# Exercise requirements:
Quote the listing in full, exactly as given, minus any pictures.
+++ Data for processing
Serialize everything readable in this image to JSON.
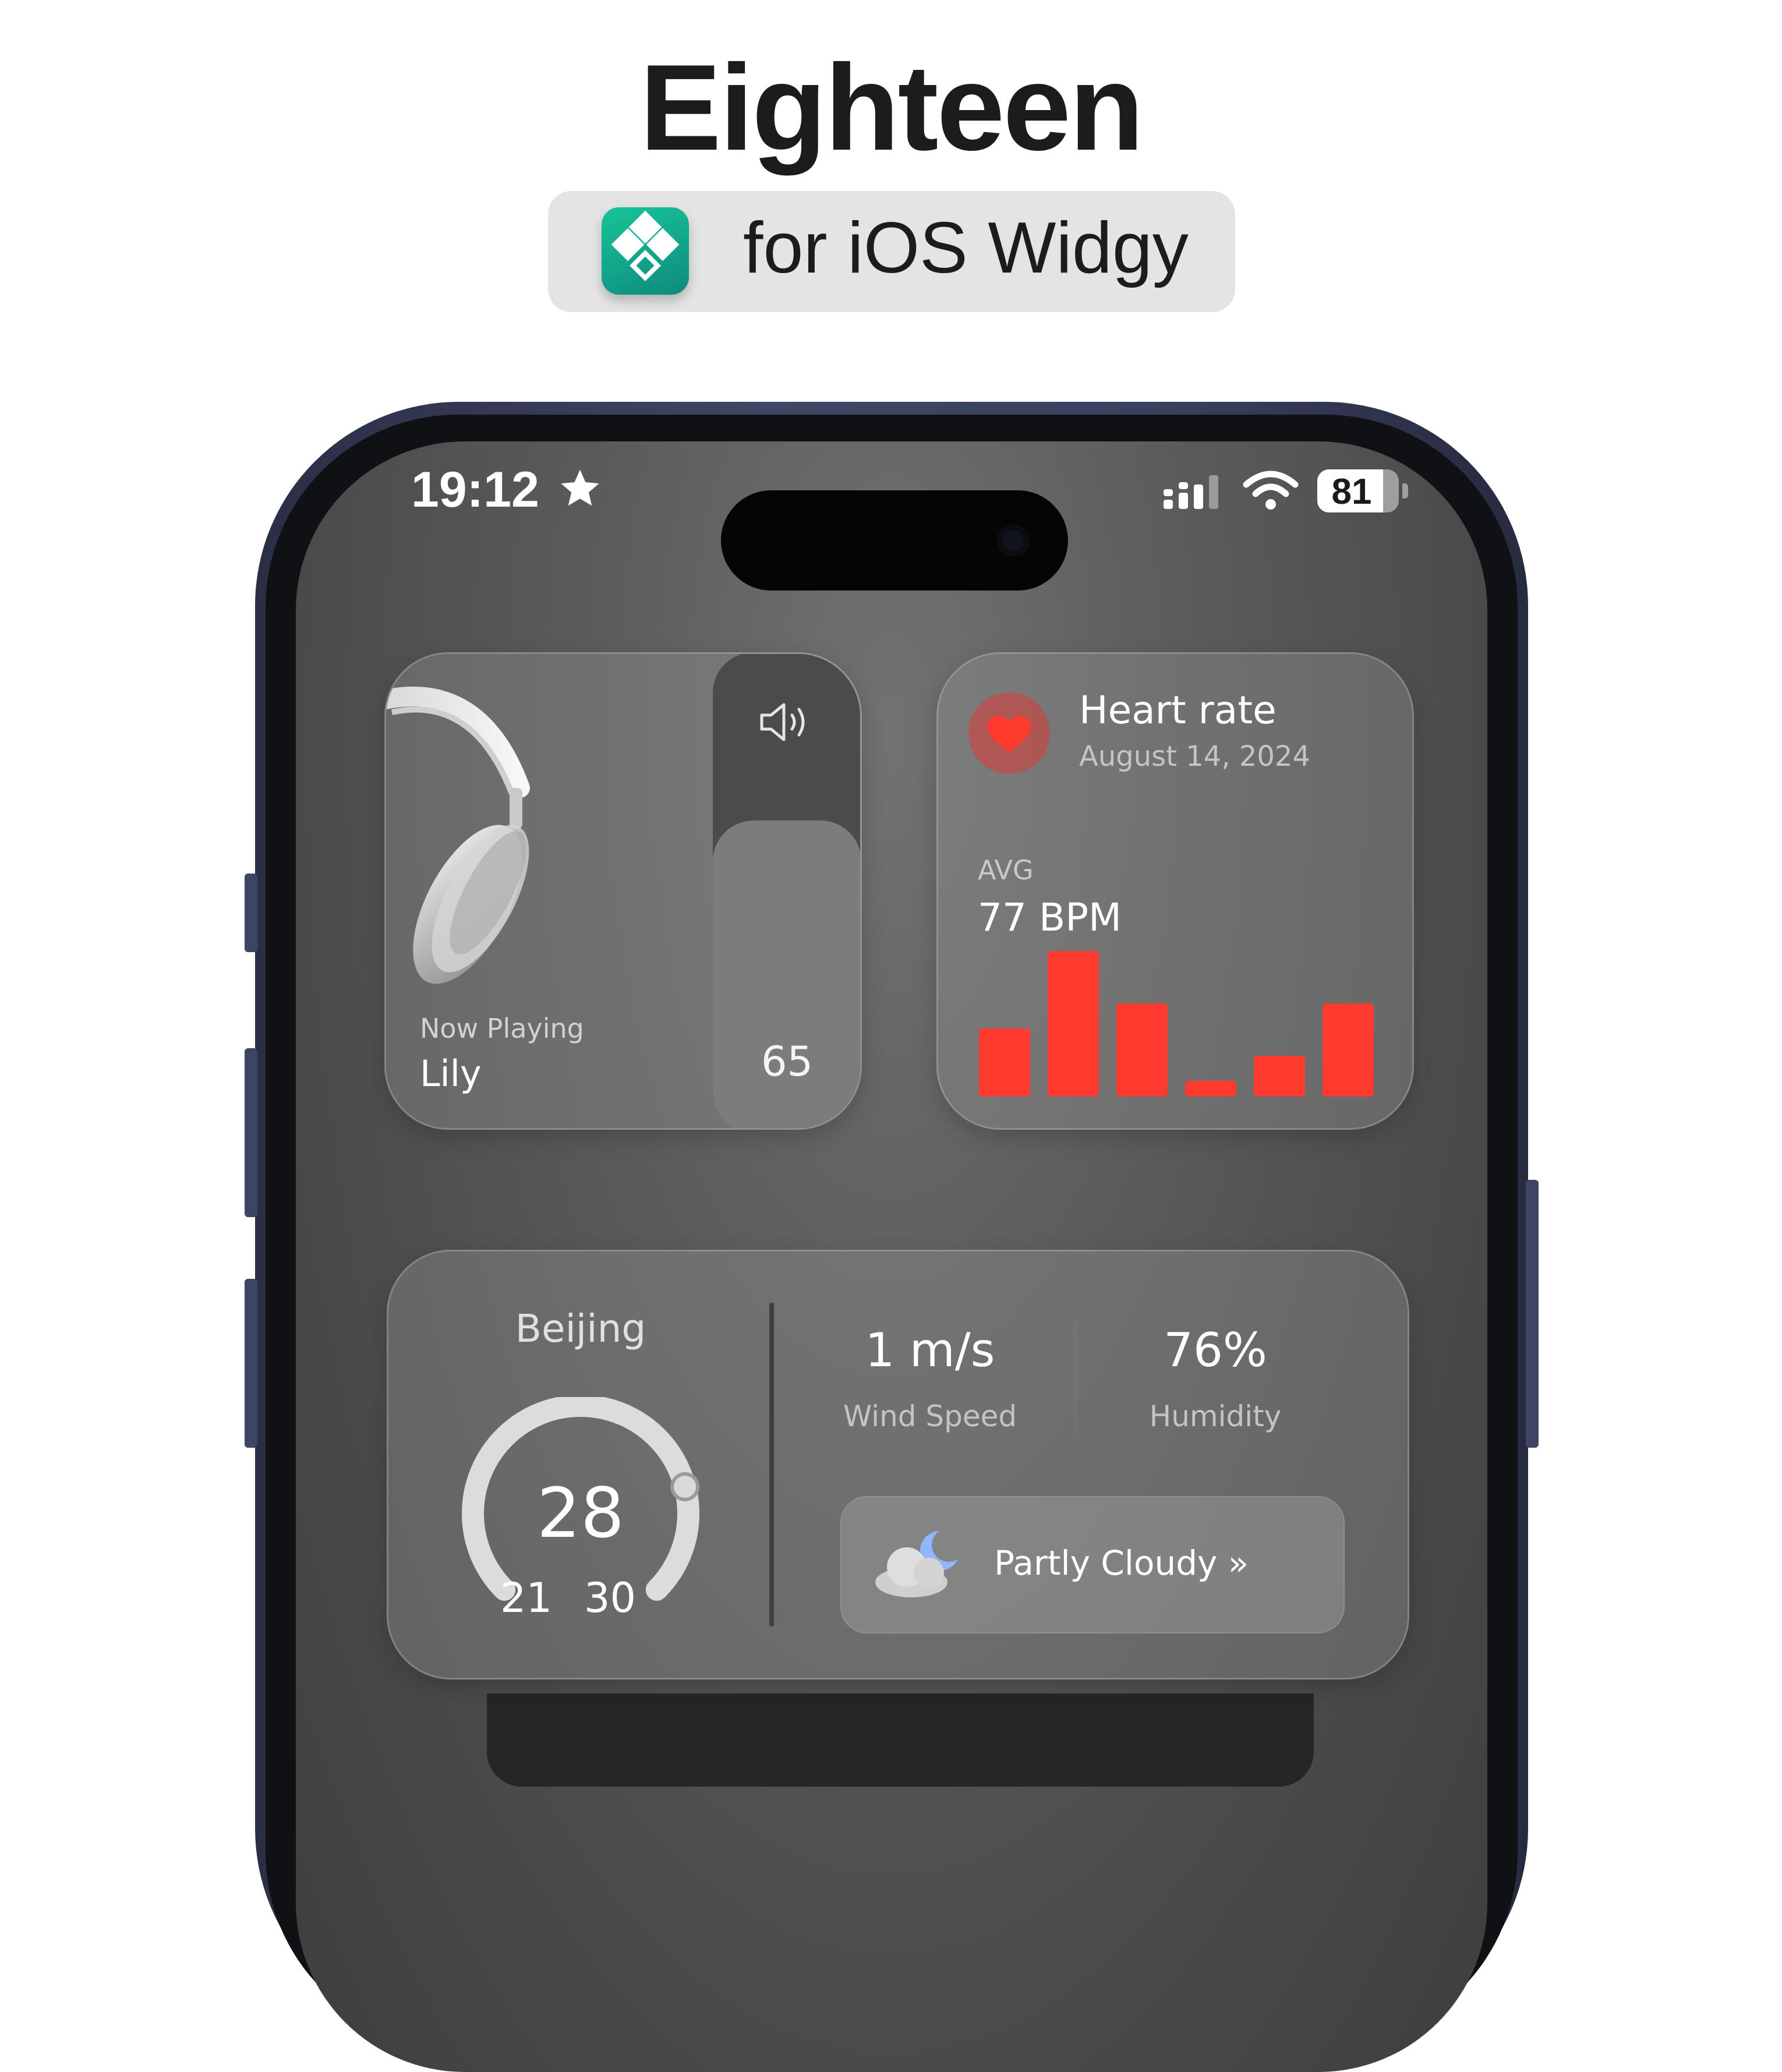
{
  "header": {
    "title": "Eighteen",
    "subtitle": "for iOS Widgy",
    "app_icon": "widgy-app-icon",
    "accent_color": "#12a58a"
  },
  "status_bar": {
    "time": "19:12",
    "time_icon": "star-icon",
    "signal_icon": "cellular-signal-icon",
    "wifi_icon": "wifi-icon",
    "battery_level": "81",
    "battery_fraction": 0.81
  },
  "music_widget": {
    "label": "Now Playing",
    "track": "Lily",
    "volume": "65",
    "volume_fraction": 0.65,
    "speaker_icon": "speaker-icon",
    "image": "headphones-image"
  },
  "heart_widget": {
    "title": "Heart rate",
    "date": "August 14, 2024",
    "avg_label": "AVG",
    "avg_value": "77 BPM",
    "icon": "heart-icon",
    "bar_color": "#ff3b30",
    "chart_data": {
      "type": "bar",
      "values": [
        60,
        128,
        82,
        14,
        36,
        82
      ]
    }
  },
  "weather_widget": {
    "city": "Beijing",
    "temp": "28",
    "low": "21",
    "high": "30",
    "temp_fraction": 0.78,
    "wind_value": "1 m/s",
    "wind_label": "Wind Speed",
    "humidity_value": "76%",
    "humidity_label": "Humidity",
    "condition": "Partly Cloudy »",
    "condition_icon": "partly-cloudy-night-icon"
  }
}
++++++
# Task answer:
Serialize everything readable in this image to JSON.
{
  "header": {
    "title": "Eighteen",
    "subtitle": "for iOS Widgy",
    "app_icon": "widgy-app-icon",
    "accent_color": "#12a58a"
  },
  "status_bar": {
    "time": "19:12",
    "time_icon": "star-icon",
    "signal_icon": "cellular-signal-icon",
    "wifi_icon": "wifi-icon",
    "battery_level": "81",
    "battery_fraction": 0.81
  },
  "music_widget": {
    "label": "Now Playing",
    "track": "Lily",
    "volume": "65",
    "volume_fraction": 0.65,
    "speaker_icon": "speaker-icon",
    "image": "headphones-image"
  },
  "heart_widget": {
    "title": "Heart rate",
    "date": "August 14, 2024",
    "avg_label": "AVG",
    "avg_value": "77 BPM",
    "icon": "heart-icon",
    "bar_color": "#ff3b30",
    "chart_data": {
      "type": "bar",
      "values": [
        60,
        128,
        82,
        14,
        36,
        82
      ]
    }
  },
  "weather_widget": {
    "city": "Beijing",
    "temp": "28",
    "low": "21",
    "high": "30",
    "temp_fraction": 0.78,
    "wind_value": "1 m/s",
    "wind_label": "Wind Speed",
    "humidity_value": "76%",
    "humidity_label": "Humidity",
    "condition": "Partly Cloudy »",
    "condition_icon": "partly-cloudy-night-icon"
  }
}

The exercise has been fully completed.